** START OF SOURCE DATA **

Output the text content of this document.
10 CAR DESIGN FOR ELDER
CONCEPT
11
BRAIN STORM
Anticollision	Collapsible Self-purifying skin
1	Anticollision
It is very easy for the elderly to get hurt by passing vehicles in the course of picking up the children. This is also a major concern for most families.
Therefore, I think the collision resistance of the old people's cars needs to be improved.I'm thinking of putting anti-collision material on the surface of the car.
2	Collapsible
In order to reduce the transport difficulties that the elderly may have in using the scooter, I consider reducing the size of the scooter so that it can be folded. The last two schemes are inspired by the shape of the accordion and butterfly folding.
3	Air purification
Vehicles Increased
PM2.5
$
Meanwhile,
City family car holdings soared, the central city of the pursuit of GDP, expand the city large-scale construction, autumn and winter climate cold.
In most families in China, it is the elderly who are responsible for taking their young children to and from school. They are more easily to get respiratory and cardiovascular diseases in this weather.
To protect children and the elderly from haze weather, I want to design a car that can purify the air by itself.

** END OF SOURCE DATA **

WHAT IS BEING ASKED -
Check every line of the material for the string "elderly" and give the number of lines that have it, without anything else.

SOLVED PROBLEM -
4